Description of the task
Identify each line holding the string "linestyle" and copy it.

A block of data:

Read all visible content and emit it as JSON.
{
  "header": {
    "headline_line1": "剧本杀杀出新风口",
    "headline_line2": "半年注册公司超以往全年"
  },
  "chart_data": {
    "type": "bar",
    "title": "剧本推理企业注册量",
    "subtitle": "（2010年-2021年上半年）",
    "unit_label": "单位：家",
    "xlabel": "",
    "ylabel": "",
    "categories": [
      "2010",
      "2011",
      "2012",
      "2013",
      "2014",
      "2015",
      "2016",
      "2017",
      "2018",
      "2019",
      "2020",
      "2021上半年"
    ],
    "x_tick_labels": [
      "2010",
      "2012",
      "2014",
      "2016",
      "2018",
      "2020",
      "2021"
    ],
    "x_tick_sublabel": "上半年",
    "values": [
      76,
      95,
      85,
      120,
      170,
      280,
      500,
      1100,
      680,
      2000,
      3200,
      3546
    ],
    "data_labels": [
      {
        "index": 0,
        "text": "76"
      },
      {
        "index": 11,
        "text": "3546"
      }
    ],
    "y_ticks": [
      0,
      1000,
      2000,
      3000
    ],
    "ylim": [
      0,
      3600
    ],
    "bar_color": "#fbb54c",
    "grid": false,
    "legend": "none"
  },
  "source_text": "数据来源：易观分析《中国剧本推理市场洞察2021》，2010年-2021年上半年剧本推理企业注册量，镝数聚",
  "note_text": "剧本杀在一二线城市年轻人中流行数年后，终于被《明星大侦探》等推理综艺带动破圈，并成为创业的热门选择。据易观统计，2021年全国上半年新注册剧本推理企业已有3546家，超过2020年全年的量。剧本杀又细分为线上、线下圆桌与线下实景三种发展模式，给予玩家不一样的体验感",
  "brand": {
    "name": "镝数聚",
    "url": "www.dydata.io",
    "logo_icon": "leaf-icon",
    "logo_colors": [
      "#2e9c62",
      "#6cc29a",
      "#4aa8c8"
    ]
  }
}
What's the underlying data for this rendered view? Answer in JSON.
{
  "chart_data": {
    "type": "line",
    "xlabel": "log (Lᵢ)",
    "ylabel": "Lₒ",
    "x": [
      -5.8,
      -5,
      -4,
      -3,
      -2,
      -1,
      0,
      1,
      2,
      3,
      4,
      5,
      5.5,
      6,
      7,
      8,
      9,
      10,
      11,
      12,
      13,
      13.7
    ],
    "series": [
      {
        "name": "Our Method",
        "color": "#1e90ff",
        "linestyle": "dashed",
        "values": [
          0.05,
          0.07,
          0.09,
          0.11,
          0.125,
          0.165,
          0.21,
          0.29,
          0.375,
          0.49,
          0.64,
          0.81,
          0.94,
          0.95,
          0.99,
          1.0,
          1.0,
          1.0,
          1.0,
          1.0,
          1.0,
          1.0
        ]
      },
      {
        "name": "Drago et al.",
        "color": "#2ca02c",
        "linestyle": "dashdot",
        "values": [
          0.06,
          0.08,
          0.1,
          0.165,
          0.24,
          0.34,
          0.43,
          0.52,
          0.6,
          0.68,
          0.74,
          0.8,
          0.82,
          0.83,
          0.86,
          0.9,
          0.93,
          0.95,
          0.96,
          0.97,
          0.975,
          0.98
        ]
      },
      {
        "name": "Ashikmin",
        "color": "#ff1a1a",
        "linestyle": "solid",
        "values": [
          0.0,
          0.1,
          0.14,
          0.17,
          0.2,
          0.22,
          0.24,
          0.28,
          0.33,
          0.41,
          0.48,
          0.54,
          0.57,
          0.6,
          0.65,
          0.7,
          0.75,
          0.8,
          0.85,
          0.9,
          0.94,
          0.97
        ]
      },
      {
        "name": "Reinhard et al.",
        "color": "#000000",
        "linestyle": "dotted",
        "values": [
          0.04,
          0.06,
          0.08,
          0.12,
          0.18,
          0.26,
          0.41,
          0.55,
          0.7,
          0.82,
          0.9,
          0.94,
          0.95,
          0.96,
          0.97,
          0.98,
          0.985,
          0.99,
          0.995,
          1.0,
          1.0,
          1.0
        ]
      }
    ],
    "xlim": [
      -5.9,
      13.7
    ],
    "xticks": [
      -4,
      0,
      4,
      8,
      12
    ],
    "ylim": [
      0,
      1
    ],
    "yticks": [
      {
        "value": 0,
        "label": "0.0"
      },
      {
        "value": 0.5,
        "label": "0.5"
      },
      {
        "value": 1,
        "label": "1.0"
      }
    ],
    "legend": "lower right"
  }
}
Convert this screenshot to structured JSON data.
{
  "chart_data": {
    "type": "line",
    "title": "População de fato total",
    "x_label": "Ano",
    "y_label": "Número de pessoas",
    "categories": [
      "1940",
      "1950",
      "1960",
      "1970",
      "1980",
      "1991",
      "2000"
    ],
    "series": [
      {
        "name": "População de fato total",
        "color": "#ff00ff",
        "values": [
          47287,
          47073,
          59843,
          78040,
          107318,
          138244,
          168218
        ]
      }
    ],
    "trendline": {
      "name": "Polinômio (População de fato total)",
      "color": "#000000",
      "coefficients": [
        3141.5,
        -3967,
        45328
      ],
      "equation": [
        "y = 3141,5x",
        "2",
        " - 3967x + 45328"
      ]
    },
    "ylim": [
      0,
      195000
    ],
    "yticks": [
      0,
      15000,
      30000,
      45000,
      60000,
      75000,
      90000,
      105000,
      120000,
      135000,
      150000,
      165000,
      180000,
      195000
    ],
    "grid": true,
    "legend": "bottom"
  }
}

Task solution
        "linestyle": "dashed",
        "linestyle": "dashdot",
        "linestyle": "solid",
        "linestyle": "dotted",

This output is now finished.